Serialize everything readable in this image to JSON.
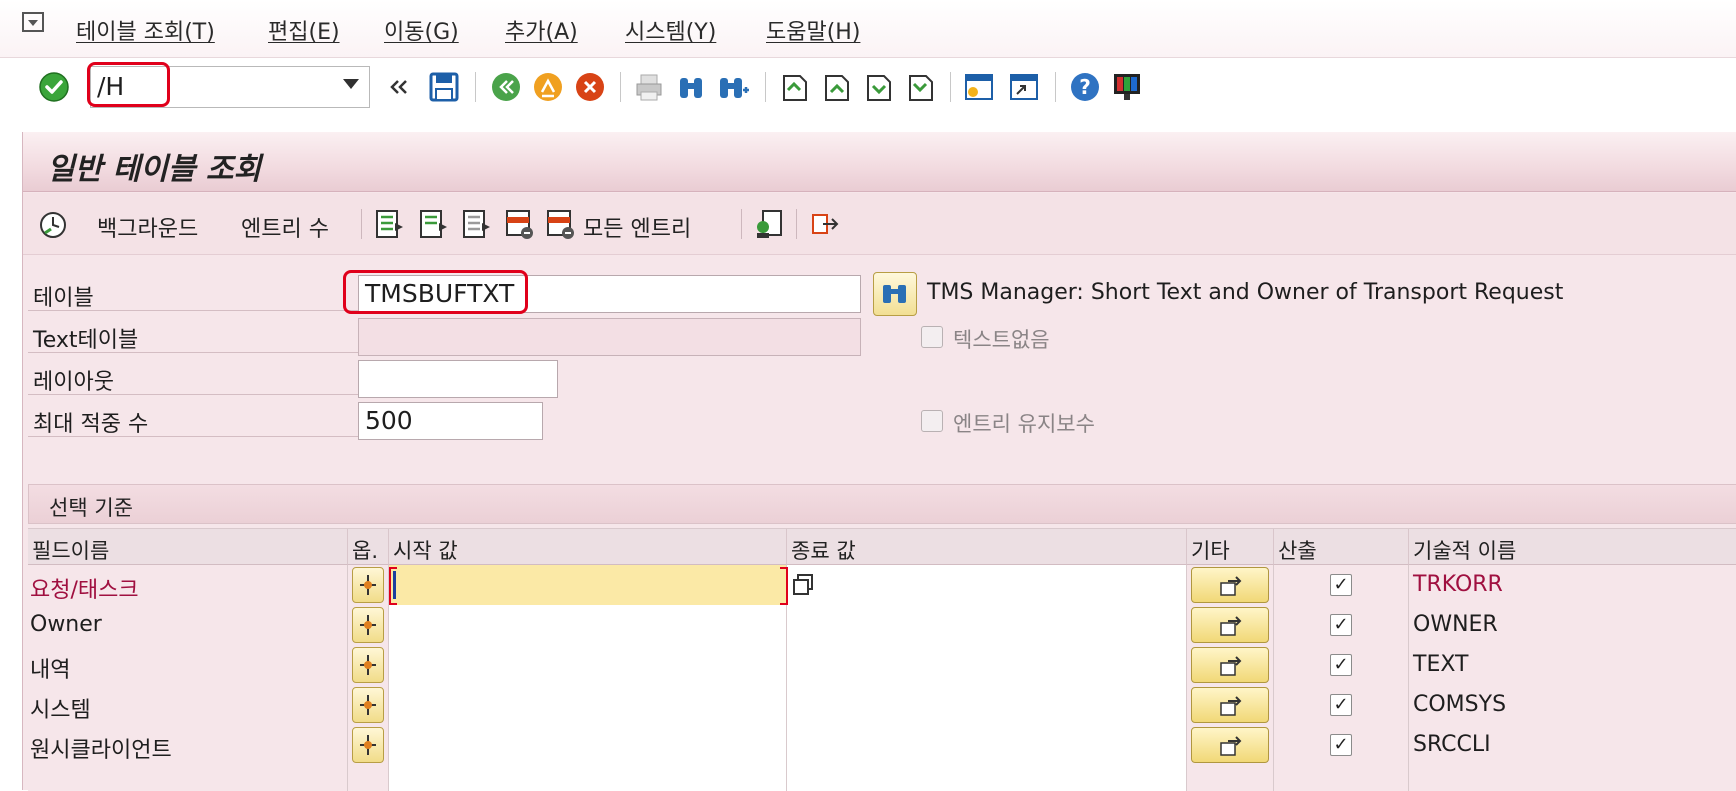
{
  "menu": {
    "items": [
      "테이블 조회(T)",
      "편집(E)",
      "이동(G)",
      "추가(A)",
      "시스템(Y)",
      "도움말(H)"
    ]
  },
  "toolbar": {
    "command_value": "/H",
    "icons": [
      "enter-icon",
      "back-double-icon",
      "save-icon",
      "back-icon",
      "exit-icon",
      "cancel-icon",
      "print-icon",
      "find-icon",
      "find-next-icon",
      "first-page-icon",
      "previous-page-icon",
      "next-page-icon",
      "last-page-icon",
      "create-session-icon",
      "shortcut-icon",
      "help-icon",
      "customize-layout-icon"
    ]
  },
  "page": {
    "title": "일반 테이블 조회"
  },
  "app_toolbar": {
    "background_label": "백그라운드",
    "entry_count_label": "엔트리 수",
    "all_entries_label": "모든 엔트리"
  },
  "form": {
    "table_label": "테이블",
    "table_value": "TMSBUFTXT",
    "table_description": "TMS Manager: Short Text and Owner of Transport Request",
    "text_table_label": "Text테이블",
    "text_table_value": "",
    "layout_label": "레이아웃",
    "layout_value": "",
    "max_hits_label": "최대 적중 수",
    "max_hits_value": "500",
    "no_text_label": "텍스트없음",
    "entry_maintenance_label": "엔트리 유지보수"
  },
  "selection": {
    "group_title": "선택 기준",
    "columns": [
      "필드이름",
      "옵.",
      "시작 값",
      "종료 값",
      "기타",
      "산출",
      "기술적 이름"
    ],
    "rows": [
      {
        "field": "요청/태스크",
        "from": "",
        "to": "",
        "output": "✓",
        "tech_name": "TRKORR"
      },
      {
        "field": "Owner",
        "from": "",
        "to": "",
        "output": "✓",
        "tech_name": "OWNER"
      },
      {
        "field": "내역",
        "from": "",
        "to": "",
        "output": "✓",
        "tech_name": "TEXT"
      },
      {
        "field": "시스템",
        "from": "",
        "to": "",
        "output": "✓",
        "tech_name": "COMSYS"
      },
      {
        "field": "원시클라이언트",
        "from": "",
        "to": "",
        "output": "✓",
        "tech_name": "SRCCLI"
      }
    ]
  },
  "colors": {
    "highlight_red": "#e0001b",
    "frame_pink": "#f6e6ea",
    "key_field_text": "#a01040",
    "active_input": "#fbe9a6"
  }
}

══════════════════════════════

What to work on: What number of lines in the records contain the word "page"? Answer with that number alone.

Output: 5